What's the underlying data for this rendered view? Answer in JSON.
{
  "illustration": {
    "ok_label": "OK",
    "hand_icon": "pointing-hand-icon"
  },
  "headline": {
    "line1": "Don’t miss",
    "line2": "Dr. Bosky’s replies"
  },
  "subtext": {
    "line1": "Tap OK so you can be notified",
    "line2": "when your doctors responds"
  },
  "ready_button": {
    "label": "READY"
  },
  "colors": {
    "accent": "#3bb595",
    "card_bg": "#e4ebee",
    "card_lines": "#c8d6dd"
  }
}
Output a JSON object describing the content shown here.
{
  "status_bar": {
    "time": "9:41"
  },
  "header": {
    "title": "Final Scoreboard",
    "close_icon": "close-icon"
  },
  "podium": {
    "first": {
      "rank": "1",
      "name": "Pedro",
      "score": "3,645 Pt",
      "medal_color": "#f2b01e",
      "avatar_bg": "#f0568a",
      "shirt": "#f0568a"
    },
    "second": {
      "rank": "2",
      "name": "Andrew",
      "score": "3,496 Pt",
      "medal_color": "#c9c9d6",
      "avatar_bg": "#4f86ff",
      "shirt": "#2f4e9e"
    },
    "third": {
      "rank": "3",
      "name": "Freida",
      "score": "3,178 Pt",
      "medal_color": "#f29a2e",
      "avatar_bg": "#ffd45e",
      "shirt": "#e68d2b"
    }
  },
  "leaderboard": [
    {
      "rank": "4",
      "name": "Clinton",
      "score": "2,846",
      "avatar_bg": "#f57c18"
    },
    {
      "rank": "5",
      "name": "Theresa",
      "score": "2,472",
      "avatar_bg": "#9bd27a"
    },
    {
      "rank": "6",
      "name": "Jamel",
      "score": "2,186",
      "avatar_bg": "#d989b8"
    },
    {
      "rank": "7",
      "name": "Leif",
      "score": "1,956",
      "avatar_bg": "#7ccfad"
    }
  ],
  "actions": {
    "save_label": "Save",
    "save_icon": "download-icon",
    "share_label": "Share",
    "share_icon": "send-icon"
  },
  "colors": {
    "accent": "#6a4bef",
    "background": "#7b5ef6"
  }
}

Set task: Copy out every line of the data that includes the word "JSON".

Complete answer:
What's the underlying data for this rendered view? Answer in JSON.
Output a JSON object describing the content shown here.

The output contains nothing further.